Extract the listing below in full, unchanged.

Dataset extract:
↓↓↓
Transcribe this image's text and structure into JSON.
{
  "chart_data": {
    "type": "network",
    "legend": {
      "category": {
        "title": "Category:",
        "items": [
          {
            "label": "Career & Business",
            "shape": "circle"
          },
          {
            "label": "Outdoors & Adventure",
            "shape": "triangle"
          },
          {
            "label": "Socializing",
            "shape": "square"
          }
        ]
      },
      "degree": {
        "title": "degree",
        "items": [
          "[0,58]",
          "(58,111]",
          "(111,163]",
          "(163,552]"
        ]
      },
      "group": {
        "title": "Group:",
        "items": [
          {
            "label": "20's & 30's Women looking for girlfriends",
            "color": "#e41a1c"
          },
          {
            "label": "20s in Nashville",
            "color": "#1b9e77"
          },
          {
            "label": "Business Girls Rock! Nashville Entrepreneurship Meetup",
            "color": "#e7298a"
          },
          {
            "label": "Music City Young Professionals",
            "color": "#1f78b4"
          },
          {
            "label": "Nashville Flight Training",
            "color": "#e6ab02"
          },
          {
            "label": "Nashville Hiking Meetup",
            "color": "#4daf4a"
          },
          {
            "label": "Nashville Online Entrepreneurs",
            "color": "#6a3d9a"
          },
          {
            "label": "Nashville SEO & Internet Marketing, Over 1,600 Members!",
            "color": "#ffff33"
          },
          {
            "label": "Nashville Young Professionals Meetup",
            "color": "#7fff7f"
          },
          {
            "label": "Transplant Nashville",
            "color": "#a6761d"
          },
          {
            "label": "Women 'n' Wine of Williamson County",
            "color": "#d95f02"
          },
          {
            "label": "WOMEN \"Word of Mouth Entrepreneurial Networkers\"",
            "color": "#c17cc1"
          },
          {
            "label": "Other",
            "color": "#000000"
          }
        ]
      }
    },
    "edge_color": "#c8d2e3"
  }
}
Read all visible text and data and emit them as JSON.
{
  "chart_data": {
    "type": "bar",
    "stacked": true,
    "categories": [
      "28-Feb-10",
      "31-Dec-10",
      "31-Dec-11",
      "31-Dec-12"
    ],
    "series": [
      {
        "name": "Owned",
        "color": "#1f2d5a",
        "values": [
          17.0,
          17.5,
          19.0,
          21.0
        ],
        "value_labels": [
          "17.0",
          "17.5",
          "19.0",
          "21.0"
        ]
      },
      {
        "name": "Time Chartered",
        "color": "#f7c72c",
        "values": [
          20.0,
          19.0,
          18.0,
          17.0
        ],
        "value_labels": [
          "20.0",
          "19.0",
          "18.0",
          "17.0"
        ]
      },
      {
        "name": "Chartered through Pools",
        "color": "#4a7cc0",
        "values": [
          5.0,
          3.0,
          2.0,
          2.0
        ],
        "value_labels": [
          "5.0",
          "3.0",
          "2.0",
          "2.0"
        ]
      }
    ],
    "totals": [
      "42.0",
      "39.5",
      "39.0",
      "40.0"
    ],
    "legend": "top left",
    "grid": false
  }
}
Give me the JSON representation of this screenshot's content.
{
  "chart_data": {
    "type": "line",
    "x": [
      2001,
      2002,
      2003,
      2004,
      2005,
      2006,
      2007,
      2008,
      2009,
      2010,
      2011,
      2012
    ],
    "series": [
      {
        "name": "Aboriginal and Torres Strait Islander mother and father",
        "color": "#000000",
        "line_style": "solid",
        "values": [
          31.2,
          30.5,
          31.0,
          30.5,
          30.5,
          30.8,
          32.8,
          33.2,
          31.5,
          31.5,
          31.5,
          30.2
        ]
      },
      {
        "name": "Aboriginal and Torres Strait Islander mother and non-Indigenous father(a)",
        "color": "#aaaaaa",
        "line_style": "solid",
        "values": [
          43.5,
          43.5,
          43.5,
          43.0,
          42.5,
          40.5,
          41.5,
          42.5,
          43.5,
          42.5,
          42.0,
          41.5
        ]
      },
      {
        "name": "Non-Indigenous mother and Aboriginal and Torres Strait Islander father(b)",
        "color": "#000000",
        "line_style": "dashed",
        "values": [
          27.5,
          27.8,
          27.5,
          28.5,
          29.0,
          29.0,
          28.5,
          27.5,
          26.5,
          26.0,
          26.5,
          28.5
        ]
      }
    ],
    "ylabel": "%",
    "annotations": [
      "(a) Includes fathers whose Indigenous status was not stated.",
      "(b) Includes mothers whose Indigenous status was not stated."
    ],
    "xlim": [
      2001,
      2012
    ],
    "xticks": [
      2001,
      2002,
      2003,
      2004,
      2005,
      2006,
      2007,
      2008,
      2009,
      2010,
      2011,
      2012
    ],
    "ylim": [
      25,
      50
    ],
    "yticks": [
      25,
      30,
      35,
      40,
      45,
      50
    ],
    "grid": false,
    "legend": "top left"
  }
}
↑↑↑
Written answer:
Transcribe this image's text and structure into JSON.
{
  "chart_data": {
    "type": "network",
    "legend": {
      "category": {
        "title": "Category:",
        "items": [
          {
            "label": "Career & Business",
            "shape": "circle"
          },
          {
            "label": "Outdoors & Adventure",
            "shape": "triangle"
          },
          {
            "label": "Socializing",
            "shape": "square"
          }
        ]
      },
      "degree": {
        "title": "degree",
        "items": [
          "[0,58]",
          "(58,111]",
          "(111,163]",
          "(163,552]"
        ]
      },
      "group": {
        "title": "Group:",
        "items": [
          {
            "label": "20's & 30's Women looking for girlfriends",
            "color": "#e41a1c"
          },
          {
            "label": "20s in Nashville",
            "color": "#1b9e77"
          },
          {
            "label": "Business Girls Rock! Nashville Entrepreneurship Meetup",
            "color": "#e7298a"
          },
          {
            "label": "Music City Young Professionals",
            "color": "#1f78b4"
          },
          {
            "label": "Nashville Flight Training",
            "color": "#e6ab02"
          },
          {
            "label": "Nashville Hiking Meetup",
            "color": "#4daf4a"
          },
          {
            "label": "Nashville Online Entrepreneurs",
            "color": "#6a3d9a"
          },
          {
            "label": "Nashville SEO & Internet Marketing, Over 1,600 Members!",
            "color": "#ffff33"
          },
          {
            "label": "Nashville Young Professionals Meetup",
            "color": "#7fff7f"
          },
          {
            "label": "Transplant Nashville",
            "color": "#a6761d"
          },
          {
            "label": "Women 'n' Wine of Williamson County",
            "color": "#d95f02"
          },
          {
            "label": "WOMEN \"Word of Mouth Entrepreneurial Networkers\"",
            "color": "#c17cc1"
          },
          {
            "label": "Other",
            "color": "#000000"
          }
        ]
      }
    },
    "edge_color": "#c8d2e3"
  }
}
Read all visible text and data and emit them as JSON.
{
  "chart_data": {
    "type": "bar",
    "stacked": true,
    "categories": [
      "28-Feb-10",
      "31-Dec-10",
      "31-Dec-11",
      "31-Dec-12"
    ],
    "series": [
      {
        "name": "Owned",
        "color": "#1f2d5a",
        "values": [
          17.0,
          17.5,
          19.0,
          21.0
        ],
        "value_labels": [
          "17.0",
          "17.5",
          "19.0",
          "21.0"
        ]
      },
      {
        "name": "Time Chartered",
        "color": "#f7c72c",
        "values": [
          20.0,
          19.0,
          18.0,
          17.0
        ],
        "value_labels": [
          "20.0",
          "19.0",
          "18.0",
          "17.0"
        ]
      },
      {
        "name": "Chartered through Pools",
        "color": "#4a7cc0",
        "values": [
          5.0,
          3.0,
          2.0,
          2.0
        ],
        "value_labels": [
          "5.0",
          "3.0",
          "2.0",
          "2.0"
        ]
      }
    ],
    "totals": [
      "42.0",
      "39.5",
      "39.0",
      "40.0"
    ],
    "legend": "top left",
    "grid": false
  }
}
Give me the JSON representation of this screenshot's content.
{
  "chart_data": {
    "type": "line",
    "x": [
      2001,
      2002,
      2003,
      2004,
      2005,
      2006,
      2007,
      2008,
      2009,
      2010,
      2011,
      2012
    ],
    "series": [
      {
        "name": "Aboriginal and Torres Strait Islander mother and father",
        "color": "#000000",
        "line_style": "solid",
        "values": [
          31.2,
          30.5,
          31.0,
          30.5,
          30.5,
          30.8,
          32.8,
          33.2,
          31.5,
          31.5,
          31.5,
          30.2
        ]
      },
      {
        "name": "Aboriginal and Torres Strait Islander mother and non-Indigenous father(a)",
        "color": "#aaaaaa",
        "line_style": "solid",
        "values": [
          43.5,
          43.5,
          43.5,
          43.0,
          42.5,
          40.5,
          41.5,
          42.5,
          43.5,
          42.5,
          42.0,
          41.5
        ]
      },
      {
        "name": "Non-Indigenous mother and Aboriginal and Torres Strait Islander father(b)",
        "color": "#000000",
        "line_style": "dashed",
        "values": [
          27.5,
          27.8,
          27.5,
          28.5,
          29.0,
          29.0,
          28.5,
          27.5,
          26.5,
          26.0,
          26.5,
          28.5
        ]
      }
    ],
    "ylabel": "%",
    "annotations": [
      "(a) Includes fathers whose Indigenous status was not stated.",
      "(b) Includes mothers whose Indigenous status was not stated."
    ],
    "xlim": [
      2001,
      2012
    ],
    "xticks": [
      2001,
      2002,
      2003,
      2004,
      2005,
      2006,
      2007,
      2008,
      2009,
      2010,
      2011,
      2012
    ],
    "ylim": [
      25,
      50
    ],
    "yticks": [
      25,
      30,
      35,
      40,
      45,
      50
    ],
    "grid": false,
    "legend": "top left"
  }
}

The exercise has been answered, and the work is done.